> _Direction_
Check each line of the records below and collect those holding "Dodatkowe".

START Input records

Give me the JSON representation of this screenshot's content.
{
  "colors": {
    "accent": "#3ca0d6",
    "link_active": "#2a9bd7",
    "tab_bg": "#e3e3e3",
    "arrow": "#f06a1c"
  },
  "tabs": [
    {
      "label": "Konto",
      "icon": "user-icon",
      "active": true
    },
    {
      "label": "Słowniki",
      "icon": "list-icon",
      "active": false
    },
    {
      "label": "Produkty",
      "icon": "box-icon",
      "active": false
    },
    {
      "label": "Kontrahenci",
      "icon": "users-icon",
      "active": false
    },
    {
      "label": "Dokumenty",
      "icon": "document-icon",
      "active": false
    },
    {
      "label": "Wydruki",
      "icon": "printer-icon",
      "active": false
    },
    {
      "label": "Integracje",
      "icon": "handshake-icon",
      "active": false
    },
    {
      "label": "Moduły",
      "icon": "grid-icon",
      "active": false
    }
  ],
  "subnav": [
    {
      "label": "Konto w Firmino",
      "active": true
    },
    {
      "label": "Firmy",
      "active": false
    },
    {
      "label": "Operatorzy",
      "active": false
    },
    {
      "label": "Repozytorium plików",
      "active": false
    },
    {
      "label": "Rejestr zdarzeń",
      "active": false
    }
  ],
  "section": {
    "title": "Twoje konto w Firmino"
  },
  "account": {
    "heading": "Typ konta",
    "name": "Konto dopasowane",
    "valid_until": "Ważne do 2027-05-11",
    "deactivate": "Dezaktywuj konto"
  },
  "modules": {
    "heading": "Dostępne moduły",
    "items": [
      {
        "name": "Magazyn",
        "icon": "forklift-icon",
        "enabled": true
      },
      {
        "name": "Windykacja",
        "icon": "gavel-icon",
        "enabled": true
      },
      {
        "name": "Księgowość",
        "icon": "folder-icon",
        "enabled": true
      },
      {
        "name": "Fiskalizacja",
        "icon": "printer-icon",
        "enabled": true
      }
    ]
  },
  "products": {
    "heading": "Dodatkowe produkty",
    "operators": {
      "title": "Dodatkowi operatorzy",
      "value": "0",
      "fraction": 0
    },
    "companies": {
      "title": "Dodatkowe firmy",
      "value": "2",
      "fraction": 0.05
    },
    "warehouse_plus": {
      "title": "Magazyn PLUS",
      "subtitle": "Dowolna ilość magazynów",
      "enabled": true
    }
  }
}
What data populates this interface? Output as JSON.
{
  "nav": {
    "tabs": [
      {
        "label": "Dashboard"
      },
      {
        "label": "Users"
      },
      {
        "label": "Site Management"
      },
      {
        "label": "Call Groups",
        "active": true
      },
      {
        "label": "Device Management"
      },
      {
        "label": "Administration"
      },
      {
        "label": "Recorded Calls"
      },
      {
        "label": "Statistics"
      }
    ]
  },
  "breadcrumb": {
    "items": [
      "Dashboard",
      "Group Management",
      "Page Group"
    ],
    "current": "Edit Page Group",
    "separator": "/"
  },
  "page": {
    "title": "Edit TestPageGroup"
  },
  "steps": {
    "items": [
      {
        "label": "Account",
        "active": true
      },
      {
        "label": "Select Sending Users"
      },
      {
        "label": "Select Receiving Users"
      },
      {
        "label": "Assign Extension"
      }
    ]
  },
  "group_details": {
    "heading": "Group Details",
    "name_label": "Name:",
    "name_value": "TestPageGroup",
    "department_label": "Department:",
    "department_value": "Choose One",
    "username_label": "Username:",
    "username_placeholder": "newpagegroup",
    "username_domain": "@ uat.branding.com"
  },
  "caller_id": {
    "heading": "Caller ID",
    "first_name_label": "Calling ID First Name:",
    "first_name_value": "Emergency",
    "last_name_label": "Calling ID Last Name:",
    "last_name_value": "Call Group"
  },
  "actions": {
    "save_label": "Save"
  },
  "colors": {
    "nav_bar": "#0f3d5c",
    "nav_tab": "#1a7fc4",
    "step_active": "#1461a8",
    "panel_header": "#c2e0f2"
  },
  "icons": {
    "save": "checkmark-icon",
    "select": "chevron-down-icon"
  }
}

END Input records

> _The completed task_
    "heading": "Dodatkowe produkty",
      "title": "Dodatkowe firmy",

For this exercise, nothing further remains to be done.